● **Your goal**:
Every line of the material is to be repeated exactly as it stands.

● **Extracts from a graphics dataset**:

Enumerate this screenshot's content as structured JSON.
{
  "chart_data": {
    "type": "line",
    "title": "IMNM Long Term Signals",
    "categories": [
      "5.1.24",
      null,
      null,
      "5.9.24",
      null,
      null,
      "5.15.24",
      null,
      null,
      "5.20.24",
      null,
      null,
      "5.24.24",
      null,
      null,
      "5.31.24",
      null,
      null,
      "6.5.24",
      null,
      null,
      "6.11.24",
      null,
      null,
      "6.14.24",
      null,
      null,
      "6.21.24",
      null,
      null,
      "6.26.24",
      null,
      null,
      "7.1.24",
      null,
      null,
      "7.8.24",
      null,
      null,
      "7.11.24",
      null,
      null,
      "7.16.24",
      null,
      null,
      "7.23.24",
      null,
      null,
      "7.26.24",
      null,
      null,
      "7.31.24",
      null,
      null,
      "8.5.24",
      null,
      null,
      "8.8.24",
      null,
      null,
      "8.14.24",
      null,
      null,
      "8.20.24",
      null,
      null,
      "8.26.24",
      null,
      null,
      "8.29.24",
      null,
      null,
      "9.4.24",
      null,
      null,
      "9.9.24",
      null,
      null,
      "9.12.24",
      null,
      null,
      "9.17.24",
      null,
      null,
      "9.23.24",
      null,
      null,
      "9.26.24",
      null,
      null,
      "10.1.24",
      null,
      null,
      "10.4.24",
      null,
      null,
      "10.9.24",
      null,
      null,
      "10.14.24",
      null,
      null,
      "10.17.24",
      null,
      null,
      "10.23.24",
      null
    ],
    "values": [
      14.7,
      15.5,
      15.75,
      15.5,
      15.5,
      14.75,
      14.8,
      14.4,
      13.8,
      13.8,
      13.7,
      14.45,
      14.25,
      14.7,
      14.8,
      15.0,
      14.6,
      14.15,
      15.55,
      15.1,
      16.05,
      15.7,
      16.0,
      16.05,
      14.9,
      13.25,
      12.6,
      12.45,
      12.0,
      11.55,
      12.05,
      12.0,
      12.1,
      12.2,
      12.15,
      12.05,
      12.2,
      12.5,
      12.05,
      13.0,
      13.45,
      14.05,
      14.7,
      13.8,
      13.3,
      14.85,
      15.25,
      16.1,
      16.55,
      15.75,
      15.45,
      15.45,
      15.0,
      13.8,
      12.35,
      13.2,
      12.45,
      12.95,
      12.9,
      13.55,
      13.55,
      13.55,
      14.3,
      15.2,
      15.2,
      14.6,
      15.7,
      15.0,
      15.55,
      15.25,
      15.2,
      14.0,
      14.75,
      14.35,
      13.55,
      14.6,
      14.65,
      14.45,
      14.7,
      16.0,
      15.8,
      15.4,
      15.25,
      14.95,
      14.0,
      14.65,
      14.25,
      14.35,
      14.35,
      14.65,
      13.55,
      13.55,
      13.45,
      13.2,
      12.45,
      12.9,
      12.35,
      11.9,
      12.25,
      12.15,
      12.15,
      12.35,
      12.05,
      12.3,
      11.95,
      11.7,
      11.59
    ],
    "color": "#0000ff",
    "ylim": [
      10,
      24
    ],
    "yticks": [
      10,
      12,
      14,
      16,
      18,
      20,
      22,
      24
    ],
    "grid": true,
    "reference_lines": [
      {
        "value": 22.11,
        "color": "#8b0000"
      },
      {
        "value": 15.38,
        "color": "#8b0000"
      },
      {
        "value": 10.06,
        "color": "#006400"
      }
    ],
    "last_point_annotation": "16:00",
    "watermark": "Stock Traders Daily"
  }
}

● **The response**:
Enumerate this screenshot's content as structured JSON.
{
  "chart_data": {
    "type": "line",
    "title": "IMNM Long Term Signals",
    "categories": [
      "5.1.24",
      null,
      null,
      "5.9.24",
      null,
      null,
      "5.15.24",
      null,
      null,
      "5.20.24",
      null,
      null,
      "5.24.24",
      null,
      null,
      "5.31.24",
      null,
      null,
      "6.5.24",
      null,
      null,
      "6.11.24",
      null,
      null,
      "6.14.24",
      null,
      null,
      "6.21.24",
      null,
      null,
      "6.26.24",
      null,
      null,
      "7.1.24",
      null,
      null,
      "7.8.24",
      null,
      null,
      "7.11.24",
      null,
      null,
      "7.16.24",
      null,
      null,
      "7.23.24",
      null,
      null,
      "7.26.24",
      null,
      null,
      "7.31.24",
      null,
      null,
      "8.5.24",
      null,
      null,
      "8.8.24",
      null,
      null,
      "8.14.24",
      null,
      null,
      "8.20.24",
      null,
      null,
      "8.26.24",
      null,
      null,
      "8.29.24",
      null,
      null,
      "9.4.24",
      null,
      null,
      "9.9.24",
      null,
      null,
      "9.12.24",
      null,
      null,
      "9.17.24",
      null,
      null,
      "9.23.24",
      null,
      null,
      "9.26.24",
      null,
      null,
      "10.1.24",
      null,
      null,
      "10.4.24",
      null,
      null,
      "10.9.24",
      null,
      null,
      "10.14.24",
      null,
      null,
      "10.17.24",
      null,
      null,
      "10.23.24",
      null
    ],
    "values": [
      14.7,
      15.5,
      15.75,
      15.5,
      15.5,
      14.75,
      14.8,
      14.4,
      13.8,
      13.8,
      13.7,
      14.45,
      14.25,
      14.7,
      14.8,
      15.0,
      14.6,
      14.15,
      15.55,
      15.1,
      16.05,
      15.7,
      16.0,
      16.05,
      14.9,
      13.25,
      12.6,
      12.45,
      12.0,
      11.55,
      12.05,
      12.0,
      12.1,
      12.2,
      12.15,
      12.05,
      12.2,
      12.5,
      12.05,
      13.0,
      13.45,
      14.05,
      14.7,
      13.8,
      13.3,
      14.85,
      15.25,
      16.1,
      16.55,
      15.75,
      15.45,
      15.45,
      15.0,
      13.8,
      12.35,
      13.2,
      12.45,
      12.95,
      12.9,
      13.55,
      13.55,
      13.55,
      14.3,
      15.2,
      15.2,
      14.6,
      15.7,
      15.0,
      15.55,
      15.25,
      15.2,
      14.0,
      14.75,
      14.35,
      13.55,
      14.6,
      14.65,
      14.45,
      14.7,
      16.0,
      15.8,
      15.4,
      15.25,
      14.95,
      14.0,
      14.65,
      14.25,
      14.35,
      14.35,
      14.65,
      13.55,
      13.55,
      13.45,
      13.2,
      12.45,
      12.9,
      12.35,
      11.9,
      12.25,
      12.15,
      12.15,
      12.35,
      12.05,
      12.3,
      11.95,
      11.7,
      11.59
    ],
    "color": "#0000ff",
    "ylim": [
      10,
      24
    ],
    "yticks": [
      10,
      12,
      14,
      16,
      18,
      20,
      22,
      24
    ],
    "grid": true,
    "reference_lines": [
      {
        "value": 22.11,
        "color": "#8b0000"
      },
      {
        "value": 15.38,
        "color": "#8b0000"
      },
      {
        "value": 10.06,
        "color": "#006400"
      }
    ],
    "last_point_annotation": "16:00",
    "watermark": "Stock Traders Daily"
  }
}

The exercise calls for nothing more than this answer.